» **REQUEST**: Search the material for the string "Index", then return every line where it is found.
* begin *
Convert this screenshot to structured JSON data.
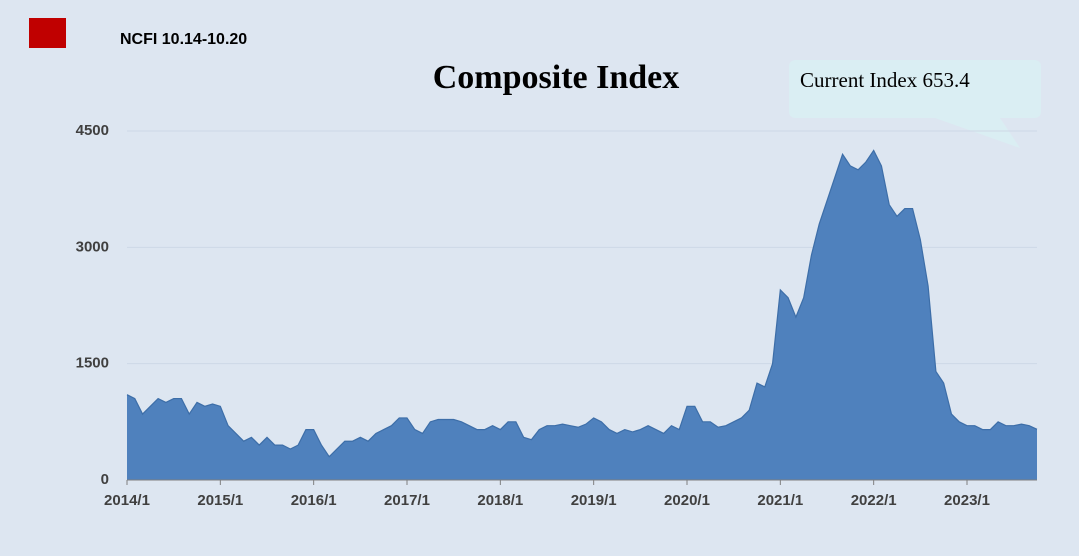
{
  "header": "NCFI 10.14-10.20",
  "chart_data": {
    "type": "area",
    "title": "Composite Index",
    "annotation": "Current Index 653.4",
    "color": "#4f81bd",
    "x": [
      "2014/1",
      "2014/2",
      "2014/3",
      "2014/4",
      "2014/5",
      "2014/6",
      "2014/7",
      "2014/8",
      "2014/9",
      "2014/10",
      "2014/11",
      "2014/12",
      "2015/1",
      "2015/2",
      "2015/3",
      "2015/4",
      "2015/5",
      "2015/6",
      "2015/7",
      "2015/8",
      "2015/9",
      "2015/10",
      "2015/11",
      "2015/12",
      "2016/1",
      "2016/2",
      "2016/3",
      "2016/4",
      "2016/5",
      "2016/6",
      "2016/7",
      "2016/8",
      "2016/9",
      "2016/10",
      "2016/11",
      "2016/12",
      "2017/1",
      "2017/2",
      "2017/3",
      "2017/4",
      "2017/5",
      "2017/6",
      "2017/7",
      "2017/8",
      "2017/9",
      "2017/10",
      "2017/11",
      "2017/12",
      "2018/1",
      "2018/2",
      "2018/3",
      "2018/4",
      "2018/5",
      "2018/6",
      "2018/7",
      "2018/8",
      "2018/9",
      "2018/10",
      "2018/11",
      "2018/12",
      "2019/1",
      "2019/2",
      "2019/3",
      "2019/4",
      "2019/5",
      "2019/6",
      "2019/7",
      "2019/8",
      "2019/9",
      "2019/10",
      "2019/11",
      "2019/12",
      "2020/1",
      "2020/2",
      "2020/3",
      "2020/4",
      "2020/5",
      "2020/6",
      "2020/7",
      "2020/8",
      "2020/9",
      "2020/10",
      "2020/11",
      "2020/12",
      "2021/1",
      "2021/2",
      "2021/3",
      "2021/4",
      "2021/5",
      "2021/6",
      "2021/7",
      "2021/8",
      "2021/9",
      "2021/10",
      "2021/11",
      "2021/12",
      "2022/1",
      "2022/2",
      "2022/3",
      "2022/4",
      "2022/5",
      "2022/6",
      "2022/7",
      "2022/8",
      "2022/9",
      "2022/10",
      "2022/11",
      "2022/12",
      "2023/1",
      "2023/2",
      "2023/3",
      "2023/4",
      "2023/5",
      "2023/6",
      "2023/7",
      "2023/8",
      "2023/9",
      "2023/10"
    ],
    "values": [
      1100,
      1050,
      850,
      950,
      1050,
      1000,
      1050,
      1050,
      850,
      1000,
      950,
      980,
      950,
      700,
      600,
      500,
      550,
      450,
      550,
      450,
      450,
      400,
      450,
      650,
      650,
      450,
      300,
      400,
      500,
      500,
      550,
      500,
      600,
      650,
      700,
      800,
      800,
      650,
      600,
      750,
      780,
      780,
      780,
      750,
      700,
      650,
      650,
      700,
      650,
      750,
      750,
      550,
      520,
      650,
      700,
      700,
      720,
      700,
      680,
      720,
      800,
      750,
      650,
      600,
      650,
      620,
      650,
      700,
      650,
      600,
      700,
      650,
      950,
      950,
      750,
      750,
      680,
      700,
      750,
      800,
      900,
      1250,
      1200,
      1500,
      2450,
      2350,
      2100,
      2350,
      2900,
      3300,
      3600,
      3900,
      4200,
      4050,
      4000,
      4100,
      4250,
      4050,
      3550,
      3400,
      3500,
      3500,
      3100,
      2500,
      1400,
      1250,
      850,
      750,
      700,
      700,
      650,
      650,
      750,
      700,
      700,
      720,
      700,
      653.4
    ],
    "xticks": [
      "2014/1",
      "2015/1",
      "2016/1",
      "2017/1",
      "2018/1",
      "2019/1",
      "2020/1",
      "2021/1",
      "2022/1",
      "2023/1"
    ],
    "ylim": [
      0,
      4500
    ],
    "yticks": [
      0,
      1500,
      3000,
      4500
    ],
    "grid": true
  }
}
* end *
» **RESPONSE TO THIS TASK**:
    "title": "Composite Index",
    "annotation": "Current Index 653.4",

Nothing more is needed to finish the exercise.